===== Information shown =====

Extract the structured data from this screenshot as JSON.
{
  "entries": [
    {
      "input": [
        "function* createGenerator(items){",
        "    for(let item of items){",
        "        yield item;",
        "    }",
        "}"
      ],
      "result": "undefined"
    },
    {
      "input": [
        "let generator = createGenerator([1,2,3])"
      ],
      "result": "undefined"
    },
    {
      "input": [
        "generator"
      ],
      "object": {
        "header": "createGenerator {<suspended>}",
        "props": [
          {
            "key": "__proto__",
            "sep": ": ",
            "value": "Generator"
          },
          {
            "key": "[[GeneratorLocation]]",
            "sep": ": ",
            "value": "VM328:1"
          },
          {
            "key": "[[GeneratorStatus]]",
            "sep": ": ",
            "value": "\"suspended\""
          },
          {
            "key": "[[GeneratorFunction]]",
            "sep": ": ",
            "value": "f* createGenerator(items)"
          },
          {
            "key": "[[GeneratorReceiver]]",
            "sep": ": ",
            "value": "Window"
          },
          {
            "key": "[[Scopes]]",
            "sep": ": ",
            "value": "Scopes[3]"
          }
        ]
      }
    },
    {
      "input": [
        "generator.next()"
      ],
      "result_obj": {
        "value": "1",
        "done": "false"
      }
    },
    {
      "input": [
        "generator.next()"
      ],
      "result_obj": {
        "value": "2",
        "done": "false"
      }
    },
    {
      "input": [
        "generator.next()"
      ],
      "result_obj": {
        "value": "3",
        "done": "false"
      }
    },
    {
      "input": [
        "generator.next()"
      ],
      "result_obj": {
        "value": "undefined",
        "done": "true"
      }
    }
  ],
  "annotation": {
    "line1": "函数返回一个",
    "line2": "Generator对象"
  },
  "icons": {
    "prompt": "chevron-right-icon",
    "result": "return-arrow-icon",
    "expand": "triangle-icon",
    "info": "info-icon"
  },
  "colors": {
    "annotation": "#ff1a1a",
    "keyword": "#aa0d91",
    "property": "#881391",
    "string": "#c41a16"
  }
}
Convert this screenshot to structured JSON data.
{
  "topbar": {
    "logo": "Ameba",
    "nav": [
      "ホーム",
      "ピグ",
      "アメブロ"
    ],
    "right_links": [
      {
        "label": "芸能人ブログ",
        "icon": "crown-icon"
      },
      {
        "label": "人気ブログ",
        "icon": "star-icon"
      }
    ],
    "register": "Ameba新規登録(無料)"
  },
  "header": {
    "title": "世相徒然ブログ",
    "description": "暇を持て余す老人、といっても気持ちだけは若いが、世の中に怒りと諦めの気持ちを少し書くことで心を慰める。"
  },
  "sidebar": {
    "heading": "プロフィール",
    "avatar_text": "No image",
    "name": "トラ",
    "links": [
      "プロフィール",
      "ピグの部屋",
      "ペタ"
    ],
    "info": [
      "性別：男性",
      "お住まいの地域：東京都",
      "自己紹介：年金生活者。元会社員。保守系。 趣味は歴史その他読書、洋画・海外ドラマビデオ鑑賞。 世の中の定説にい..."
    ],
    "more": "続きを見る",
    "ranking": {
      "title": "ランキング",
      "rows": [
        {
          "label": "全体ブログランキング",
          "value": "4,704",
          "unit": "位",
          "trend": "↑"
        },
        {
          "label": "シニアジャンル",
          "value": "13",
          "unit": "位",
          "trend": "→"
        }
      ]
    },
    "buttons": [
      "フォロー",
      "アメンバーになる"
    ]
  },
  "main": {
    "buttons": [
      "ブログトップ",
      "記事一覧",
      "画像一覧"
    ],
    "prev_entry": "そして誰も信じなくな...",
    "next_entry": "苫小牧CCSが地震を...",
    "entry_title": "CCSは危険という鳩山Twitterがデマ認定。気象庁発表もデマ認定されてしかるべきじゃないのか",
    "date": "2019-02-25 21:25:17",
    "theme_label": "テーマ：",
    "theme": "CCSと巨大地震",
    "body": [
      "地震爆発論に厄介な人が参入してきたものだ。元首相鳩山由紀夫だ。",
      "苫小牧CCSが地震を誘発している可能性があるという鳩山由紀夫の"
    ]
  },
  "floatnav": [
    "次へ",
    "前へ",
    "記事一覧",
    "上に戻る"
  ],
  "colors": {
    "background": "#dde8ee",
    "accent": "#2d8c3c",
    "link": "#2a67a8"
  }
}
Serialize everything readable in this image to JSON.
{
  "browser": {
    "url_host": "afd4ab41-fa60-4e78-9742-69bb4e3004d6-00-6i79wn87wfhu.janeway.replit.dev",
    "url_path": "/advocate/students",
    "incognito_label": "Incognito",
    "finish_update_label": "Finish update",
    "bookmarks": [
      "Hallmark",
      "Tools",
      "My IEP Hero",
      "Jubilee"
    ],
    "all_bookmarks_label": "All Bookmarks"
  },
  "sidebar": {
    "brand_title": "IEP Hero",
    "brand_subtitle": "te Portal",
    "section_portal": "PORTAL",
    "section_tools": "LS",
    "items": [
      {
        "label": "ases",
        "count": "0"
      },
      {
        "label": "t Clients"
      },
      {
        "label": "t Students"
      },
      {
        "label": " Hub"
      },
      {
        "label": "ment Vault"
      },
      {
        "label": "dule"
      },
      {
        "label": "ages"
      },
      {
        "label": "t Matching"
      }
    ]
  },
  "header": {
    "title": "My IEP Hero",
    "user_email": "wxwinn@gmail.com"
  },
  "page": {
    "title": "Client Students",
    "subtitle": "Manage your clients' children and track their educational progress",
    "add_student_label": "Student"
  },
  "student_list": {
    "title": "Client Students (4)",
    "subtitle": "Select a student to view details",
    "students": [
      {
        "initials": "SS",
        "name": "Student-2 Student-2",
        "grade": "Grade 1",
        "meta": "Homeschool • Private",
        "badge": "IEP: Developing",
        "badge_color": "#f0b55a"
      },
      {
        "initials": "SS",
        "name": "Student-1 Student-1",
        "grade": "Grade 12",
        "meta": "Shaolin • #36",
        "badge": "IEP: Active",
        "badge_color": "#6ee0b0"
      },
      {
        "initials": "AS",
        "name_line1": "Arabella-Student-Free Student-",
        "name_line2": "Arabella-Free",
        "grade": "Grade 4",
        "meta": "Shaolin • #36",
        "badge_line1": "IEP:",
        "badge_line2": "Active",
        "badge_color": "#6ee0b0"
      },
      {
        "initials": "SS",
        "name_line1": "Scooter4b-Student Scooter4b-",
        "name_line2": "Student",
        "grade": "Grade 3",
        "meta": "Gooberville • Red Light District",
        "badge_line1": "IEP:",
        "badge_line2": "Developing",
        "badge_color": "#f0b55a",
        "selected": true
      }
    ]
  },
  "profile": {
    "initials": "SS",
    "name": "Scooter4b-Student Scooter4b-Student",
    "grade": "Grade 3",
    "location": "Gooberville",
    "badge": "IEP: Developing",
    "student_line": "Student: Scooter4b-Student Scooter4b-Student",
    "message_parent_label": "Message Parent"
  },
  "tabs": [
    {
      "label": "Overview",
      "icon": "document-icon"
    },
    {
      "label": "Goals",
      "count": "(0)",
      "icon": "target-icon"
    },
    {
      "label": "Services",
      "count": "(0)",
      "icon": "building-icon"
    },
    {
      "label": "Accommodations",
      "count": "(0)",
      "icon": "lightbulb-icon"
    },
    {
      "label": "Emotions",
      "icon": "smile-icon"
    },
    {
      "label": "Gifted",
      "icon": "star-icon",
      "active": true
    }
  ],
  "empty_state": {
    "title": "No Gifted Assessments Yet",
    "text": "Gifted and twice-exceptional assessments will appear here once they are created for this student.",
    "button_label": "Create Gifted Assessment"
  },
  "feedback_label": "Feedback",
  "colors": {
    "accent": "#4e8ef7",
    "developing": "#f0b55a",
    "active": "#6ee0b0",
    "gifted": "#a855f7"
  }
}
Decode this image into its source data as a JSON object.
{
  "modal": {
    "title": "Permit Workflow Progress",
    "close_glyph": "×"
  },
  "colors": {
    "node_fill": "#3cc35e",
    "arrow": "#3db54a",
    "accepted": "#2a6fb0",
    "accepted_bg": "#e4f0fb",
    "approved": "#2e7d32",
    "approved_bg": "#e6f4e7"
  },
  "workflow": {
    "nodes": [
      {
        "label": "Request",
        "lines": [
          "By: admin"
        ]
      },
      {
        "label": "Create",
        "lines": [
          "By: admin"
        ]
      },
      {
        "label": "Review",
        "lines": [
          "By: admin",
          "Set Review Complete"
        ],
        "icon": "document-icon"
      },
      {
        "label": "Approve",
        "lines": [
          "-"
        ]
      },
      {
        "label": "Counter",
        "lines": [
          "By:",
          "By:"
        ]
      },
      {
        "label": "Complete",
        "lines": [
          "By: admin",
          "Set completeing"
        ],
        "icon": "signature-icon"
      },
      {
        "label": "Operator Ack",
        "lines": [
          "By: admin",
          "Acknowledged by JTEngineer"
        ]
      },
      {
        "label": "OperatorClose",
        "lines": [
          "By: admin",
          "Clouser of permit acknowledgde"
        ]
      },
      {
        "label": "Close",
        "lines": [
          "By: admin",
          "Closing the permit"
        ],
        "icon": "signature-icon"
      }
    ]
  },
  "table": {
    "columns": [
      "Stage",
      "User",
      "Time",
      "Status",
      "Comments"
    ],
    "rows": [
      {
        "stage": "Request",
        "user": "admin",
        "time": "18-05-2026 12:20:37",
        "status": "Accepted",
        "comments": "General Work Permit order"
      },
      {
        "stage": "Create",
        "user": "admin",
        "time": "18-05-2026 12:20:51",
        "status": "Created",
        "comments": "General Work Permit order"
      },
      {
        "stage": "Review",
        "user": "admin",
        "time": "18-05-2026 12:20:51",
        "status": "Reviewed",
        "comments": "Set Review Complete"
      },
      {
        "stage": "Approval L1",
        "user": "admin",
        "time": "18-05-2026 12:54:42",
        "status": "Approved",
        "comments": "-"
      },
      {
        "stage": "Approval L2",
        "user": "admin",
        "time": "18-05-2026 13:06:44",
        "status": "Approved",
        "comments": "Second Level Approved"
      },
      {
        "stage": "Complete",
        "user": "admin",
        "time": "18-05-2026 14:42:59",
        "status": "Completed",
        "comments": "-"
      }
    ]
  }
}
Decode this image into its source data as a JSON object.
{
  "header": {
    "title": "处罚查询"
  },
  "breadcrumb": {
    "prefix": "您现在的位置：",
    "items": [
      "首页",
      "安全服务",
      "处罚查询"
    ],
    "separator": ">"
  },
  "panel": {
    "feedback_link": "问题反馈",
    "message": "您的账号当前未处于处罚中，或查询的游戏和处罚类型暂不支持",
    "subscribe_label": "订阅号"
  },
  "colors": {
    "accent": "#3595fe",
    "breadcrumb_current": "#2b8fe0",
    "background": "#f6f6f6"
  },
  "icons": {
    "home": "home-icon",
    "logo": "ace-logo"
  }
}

=====

The problem >>
Search the entries for the word "true" and gather every line where it appears.

Right answer >>
        "done": "true"
        "selected": true
      "active": true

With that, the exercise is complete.